• [Task instructions]
Transcribe all of the records precisely as they are presented.

• [Records provided]

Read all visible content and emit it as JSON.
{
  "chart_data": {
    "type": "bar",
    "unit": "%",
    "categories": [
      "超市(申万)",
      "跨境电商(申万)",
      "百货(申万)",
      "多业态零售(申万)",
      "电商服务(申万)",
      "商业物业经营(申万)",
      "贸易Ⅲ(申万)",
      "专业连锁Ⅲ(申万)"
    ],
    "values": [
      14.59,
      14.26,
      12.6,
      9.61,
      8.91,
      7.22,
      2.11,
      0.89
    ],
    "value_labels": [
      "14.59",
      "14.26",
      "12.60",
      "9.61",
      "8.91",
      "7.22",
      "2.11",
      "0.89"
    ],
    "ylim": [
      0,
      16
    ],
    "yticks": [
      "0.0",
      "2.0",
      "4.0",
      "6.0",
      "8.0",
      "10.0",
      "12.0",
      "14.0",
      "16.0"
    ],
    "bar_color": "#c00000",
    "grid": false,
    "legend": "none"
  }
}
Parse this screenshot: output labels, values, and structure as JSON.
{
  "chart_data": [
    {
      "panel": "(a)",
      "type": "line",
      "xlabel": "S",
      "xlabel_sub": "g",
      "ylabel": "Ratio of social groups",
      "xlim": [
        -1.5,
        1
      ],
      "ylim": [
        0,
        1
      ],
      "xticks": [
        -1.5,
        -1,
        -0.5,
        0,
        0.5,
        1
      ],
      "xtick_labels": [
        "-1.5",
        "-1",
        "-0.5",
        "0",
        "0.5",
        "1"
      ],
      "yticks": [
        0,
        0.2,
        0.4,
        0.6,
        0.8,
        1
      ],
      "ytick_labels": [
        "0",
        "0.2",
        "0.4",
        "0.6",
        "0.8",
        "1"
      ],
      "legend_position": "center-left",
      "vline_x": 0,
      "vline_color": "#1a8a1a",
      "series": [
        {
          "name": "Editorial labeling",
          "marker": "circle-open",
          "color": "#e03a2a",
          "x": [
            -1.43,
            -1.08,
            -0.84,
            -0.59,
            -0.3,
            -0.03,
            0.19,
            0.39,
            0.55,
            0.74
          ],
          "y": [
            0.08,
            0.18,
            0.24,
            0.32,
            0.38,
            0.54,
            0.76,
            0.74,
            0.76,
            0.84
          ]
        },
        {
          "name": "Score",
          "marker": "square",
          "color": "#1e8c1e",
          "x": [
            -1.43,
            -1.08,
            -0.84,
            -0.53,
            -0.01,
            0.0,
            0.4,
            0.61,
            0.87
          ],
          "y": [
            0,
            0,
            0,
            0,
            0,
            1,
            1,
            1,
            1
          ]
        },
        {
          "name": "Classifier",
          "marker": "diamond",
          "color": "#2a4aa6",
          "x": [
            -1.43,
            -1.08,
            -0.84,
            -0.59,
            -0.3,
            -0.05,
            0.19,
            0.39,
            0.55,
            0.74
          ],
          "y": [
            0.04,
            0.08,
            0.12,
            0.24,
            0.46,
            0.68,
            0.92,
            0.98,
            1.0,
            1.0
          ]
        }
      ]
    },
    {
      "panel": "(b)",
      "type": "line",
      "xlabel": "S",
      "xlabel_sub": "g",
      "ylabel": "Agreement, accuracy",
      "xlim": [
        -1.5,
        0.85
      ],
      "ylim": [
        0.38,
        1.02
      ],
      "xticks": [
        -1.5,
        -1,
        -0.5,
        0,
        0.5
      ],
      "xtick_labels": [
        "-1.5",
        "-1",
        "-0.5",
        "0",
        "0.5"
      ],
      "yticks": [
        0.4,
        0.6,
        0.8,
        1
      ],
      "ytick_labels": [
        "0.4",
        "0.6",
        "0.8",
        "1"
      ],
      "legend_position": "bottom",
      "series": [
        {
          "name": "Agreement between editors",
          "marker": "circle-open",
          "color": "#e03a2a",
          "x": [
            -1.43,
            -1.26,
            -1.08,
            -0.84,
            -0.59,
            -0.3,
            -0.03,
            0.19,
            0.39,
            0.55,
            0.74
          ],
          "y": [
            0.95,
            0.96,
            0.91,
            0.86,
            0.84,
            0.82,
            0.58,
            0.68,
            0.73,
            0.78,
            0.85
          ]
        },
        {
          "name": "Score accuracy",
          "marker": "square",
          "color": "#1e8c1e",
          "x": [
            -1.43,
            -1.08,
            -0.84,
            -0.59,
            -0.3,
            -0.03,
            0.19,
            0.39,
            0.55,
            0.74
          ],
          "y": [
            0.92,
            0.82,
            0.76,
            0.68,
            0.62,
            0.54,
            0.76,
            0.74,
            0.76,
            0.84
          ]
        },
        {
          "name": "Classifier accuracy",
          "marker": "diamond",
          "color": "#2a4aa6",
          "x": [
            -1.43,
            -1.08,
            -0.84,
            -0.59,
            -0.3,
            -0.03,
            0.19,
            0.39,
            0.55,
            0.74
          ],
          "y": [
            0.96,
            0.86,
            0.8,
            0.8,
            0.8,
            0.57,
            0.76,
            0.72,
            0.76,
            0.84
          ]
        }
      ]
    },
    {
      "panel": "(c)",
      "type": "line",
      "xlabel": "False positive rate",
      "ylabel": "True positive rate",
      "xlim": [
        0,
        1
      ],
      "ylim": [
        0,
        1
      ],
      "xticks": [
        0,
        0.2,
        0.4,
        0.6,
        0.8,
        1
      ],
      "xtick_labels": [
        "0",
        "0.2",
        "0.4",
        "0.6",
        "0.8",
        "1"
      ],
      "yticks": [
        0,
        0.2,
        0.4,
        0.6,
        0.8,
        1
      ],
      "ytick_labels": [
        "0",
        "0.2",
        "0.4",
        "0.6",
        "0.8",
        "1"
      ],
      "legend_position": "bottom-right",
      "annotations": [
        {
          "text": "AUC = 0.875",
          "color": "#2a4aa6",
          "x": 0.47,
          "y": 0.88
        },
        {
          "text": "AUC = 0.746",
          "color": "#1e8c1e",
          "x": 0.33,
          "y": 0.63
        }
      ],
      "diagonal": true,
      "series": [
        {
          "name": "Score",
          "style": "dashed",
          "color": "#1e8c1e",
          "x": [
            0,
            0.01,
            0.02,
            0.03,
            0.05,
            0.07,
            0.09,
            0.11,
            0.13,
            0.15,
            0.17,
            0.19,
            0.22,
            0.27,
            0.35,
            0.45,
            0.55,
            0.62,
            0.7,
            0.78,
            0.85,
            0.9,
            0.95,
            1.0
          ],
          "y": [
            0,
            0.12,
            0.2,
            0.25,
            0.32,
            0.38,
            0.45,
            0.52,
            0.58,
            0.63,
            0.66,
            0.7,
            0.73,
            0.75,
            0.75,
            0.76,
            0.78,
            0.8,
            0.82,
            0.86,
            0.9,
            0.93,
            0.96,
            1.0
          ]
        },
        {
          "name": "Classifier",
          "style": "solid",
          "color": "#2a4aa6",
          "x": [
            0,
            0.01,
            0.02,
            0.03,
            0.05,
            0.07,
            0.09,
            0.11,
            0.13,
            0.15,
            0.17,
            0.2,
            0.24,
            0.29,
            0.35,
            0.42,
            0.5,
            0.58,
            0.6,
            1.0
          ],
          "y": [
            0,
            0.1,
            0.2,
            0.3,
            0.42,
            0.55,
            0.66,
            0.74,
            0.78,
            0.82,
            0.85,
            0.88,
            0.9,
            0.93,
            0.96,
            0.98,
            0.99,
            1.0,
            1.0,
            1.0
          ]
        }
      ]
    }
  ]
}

• [Task response]
Read all visible content and emit it as JSON.
{
  "chart_data": {
    "type": "bar",
    "unit": "%",
    "categories": [
      "超市(申万)",
      "跨境电商(申万)",
      "百货(申万)",
      "多业态零售(申万)",
      "电商服务(申万)",
      "商业物业经营(申万)",
      "贸易Ⅲ(申万)",
      "专业连锁Ⅲ(申万)"
    ],
    "values": [
      14.59,
      14.26,
      12.6,
      9.61,
      8.91,
      7.22,
      2.11,
      0.89
    ],
    "value_labels": [
      "14.59",
      "14.26",
      "12.60",
      "9.61",
      "8.91",
      "7.22",
      "2.11",
      "0.89"
    ],
    "ylim": [
      0,
      16
    ],
    "yticks": [
      "0.0",
      "2.0",
      "4.0",
      "6.0",
      "8.0",
      "10.0",
      "12.0",
      "14.0",
      "16.0"
    ],
    "bar_color": "#c00000",
    "grid": false,
    "legend": "none"
  }
}
Parse this screenshot: output labels, values, and structure as JSON.
{
  "chart_data": [
    {
      "panel": "(a)",
      "type": "line",
      "xlabel": "S",
      "xlabel_sub": "g",
      "ylabel": "Ratio of social groups",
      "xlim": [
        -1.5,
        1
      ],
      "ylim": [
        0,
        1
      ],
      "xticks": [
        -1.5,
        -1,
        -0.5,
        0,
        0.5,
        1
      ],
      "xtick_labels": [
        "-1.5",
        "-1",
        "-0.5",
        "0",
        "0.5",
        "1"
      ],
      "yticks": [
        0,
        0.2,
        0.4,
        0.6,
        0.8,
        1
      ],
      "ytick_labels": [
        "0",
        "0.2",
        "0.4",
        "0.6",
        "0.8",
        "1"
      ],
      "legend_position": "center-left",
      "vline_x": 0,
      "vline_color": "#1a8a1a",
      "series": [
        {
          "name": "Editorial labeling",
          "marker": "circle-open",
          "color": "#e03a2a",
          "x": [
            -1.43,
            -1.08,
            -0.84,
            -0.59,
            -0.3,
            -0.03,
            0.19,
            0.39,
            0.55,
            0.74
          ],
          "y": [
            0.08,
            0.18,
            0.24,
            0.32,
            0.38,
            0.54,
            0.76,
            0.74,
            0.76,
            0.84
          ]
        },
        {
          "name": "Score",
          "marker": "square",
          "color": "#1e8c1e",
          "x": [
            -1.43,
            -1.08,
            -0.84,
            -0.53,
            -0.01,
            0.0,
            0.4,
            0.61,
            0.87
          ],
          "y": [
            0,
            0,
            0,
            0,
            0,
            1,
            1,
            1,
            1
          ]
        },
        {
          "name": "Classifier",
          "marker": "diamond",
          "color": "#2a4aa6",
          "x": [
            -1.43,
            -1.08,
            -0.84,
            -0.59,
            -0.3,
            -0.05,
            0.19,
            0.39,
            0.55,
            0.74
          ],
          "y": [
            0.04,
            0.08,
            0.12,
            0.24,
            0.46,
            0.68,
            0.92,
            0.98,
            1.0,
            1.0
          ]
        }
      ]
    },
    {
      "panel": "(b)",
      "type": "line",
      "xlabel": "S",
      "xlabel_sub": "g",
      "ylabel": "Agreement, accuracy",
      "xlim": [
        -1.5,
        0.85
      ],
      "ylim": [
        0.38,
        1.02
      ],
      "xticks": [
        -1.5,
        -1,
        -0.5,
        0,
        0.5
      ],
      "xtick_labels": [
        "-1.5",
        "-1",
        "-0.5",
        "0",
        "0.5"
      ],
      "yticks": [
        0.4,
        0.6,
        0.8,
        1
      ],
      "ytick_labels": [
        "0.4",
        "0.6",
        "0.8",
        "1"
      ],
      "legend_position": "bottom",
      "series": [
        {
          "name": "Agreement between editors",
          "marker": "circle-open",
          "color": "#e03a2a",
          "x": [
            -1.43,
            -1.26,
            -1.08,
            -0.84,
            -0.59,
            -0.3,
            -0.03,
            0.19,
            0.39,
            0.55,
            0.74
          ],
          "y": [
            0.95,
            0.96,
            0.91,
            0.86,
            0.84,
            0.82,
            0.58,
            0.68,
            0.73,
            0.78,
            0.85
          ]
        },
        {
          "name": "Score accuracy",
          "marker": "square",
          "color": "#1e8c1e",
          "x": [
            -1.43,
            -1.08,
            -0.84,
            -0.59,
            -0.3,
            -0.03,
            0.19,
            0.39,
            0.55,
            0.74
          ],
          "y": [
            0.92,
            0.82,
            0.76,
            0.68,
            0.62,
            0.54,
            0.76,
            0.74,
            0.76,
            0.84
          ]
        },
        {
          "name": "Classifier accuracy",
          "marker": "diamond",
          "color": "#2a4aa6",
          "x": [
            -1.43,
            -1.08,
            -0.84,
            -0.59,
            -0.3,
            -0.03,
            0.19,
            0.39,
            0.55,
            0.74
          ],
          "y": [
            0.96,
            0.86,
            0.8,
            0.8,
            0.8,
            0.57,
            0.76,
            0.72,
            0.76,
            0.84
          ]
        }
      ]
    },
    {
      "panel": "(c)",
      "type": "line",
      "xlabel": "False positive rate",
      "ylabel": "True positive rate",
      "xlim": [
        0,
        1
      ],
      "ylim": [
        0,
        1
      ],
      "xticks": [
        0,
        0.2,
        0.4,
        0.6,
        0.8,
        1
      ],
      "xtick_labels": [
        "0",
        "0.2",
        "0.4",
        "0.6",
        "0.8",
        "1"
      ],
      "yticks": [
        0,
        0.2,
        0.4,
        0.6,
        0.8,
        1
      ],
      "ytick_labels": [
        "0",
        "0.2",
        "0.4",
        "0.6",
        "0.8",
        "1"
      ],
      "legend_position": "bottom-right",
      "annotations": [
        {
          "text": "AUC = 0.875",
          "color": "#2a4aa6",
          "x": 0.47,
          "y": 0.88
        },
        {
          "text": "AUC = 0.746",
          "color": "#1e8c1e",
          "x": 0.33,
          "y": 0.63
        }
      ],
      "diagonal": true,
      "series": [
        {
          "name": "Score",
          "style": "dashed",
          "color": "#1e8c1e",
          "x": [
            0,
            0.01,
            0.02,
            0.03,
            0.05,
            0.07,
            0.09,
            0.11,
            0.13,
            0.15,
            0.17,
            0.19,
            0.22,
            0.27,
            0.35,
            0.45,
            0.55,
            0.62,
            0.7,
            0.78,
            0.85,
            0.9,
            0.95,
            1.0
          ],
          "y": [
            0,
            0.12,
            0.2,
            0.25,
            0.32,
            0.38,
            0.45,
            0.52,
            0.58,
            0.63,
            0.66,
            0.7,
            0.73,
            0.75,
            0.75,
            0.76,
            0.78,
            0.8,
            0.82,
            0.86,
            0.9,
            0.93,
            0.96,
            1.0
          ]
        },
        {
          "name": "Classifier",
          "style": "solid",
          "color": "#2a4aa6",
          "x": [
            0,
            0.01,
            0.02,
            0.03,
            0.05,
            0.07,
            0.09,
            0.11,
            0.13,
            0.15,
            0.17,
            0.2,
            0.24,
            0.29,
            0.35,
            0.42,
            0.5,
            0.58,
            0.6,
            1.0
          ],
          "y": [
            0,
            0.1,
            0.2,
            0.3,
            0.42,
            0.55,
            0.66,
            0.74,
            0.78,
            0.82,
            0.85,
            0.88,
            0.9,
            0.93,
            0.96,
            0.98,
            0.99,
            1.0,
            1.0,
            1.0
          ]
        }
      ]
    }
  ]
}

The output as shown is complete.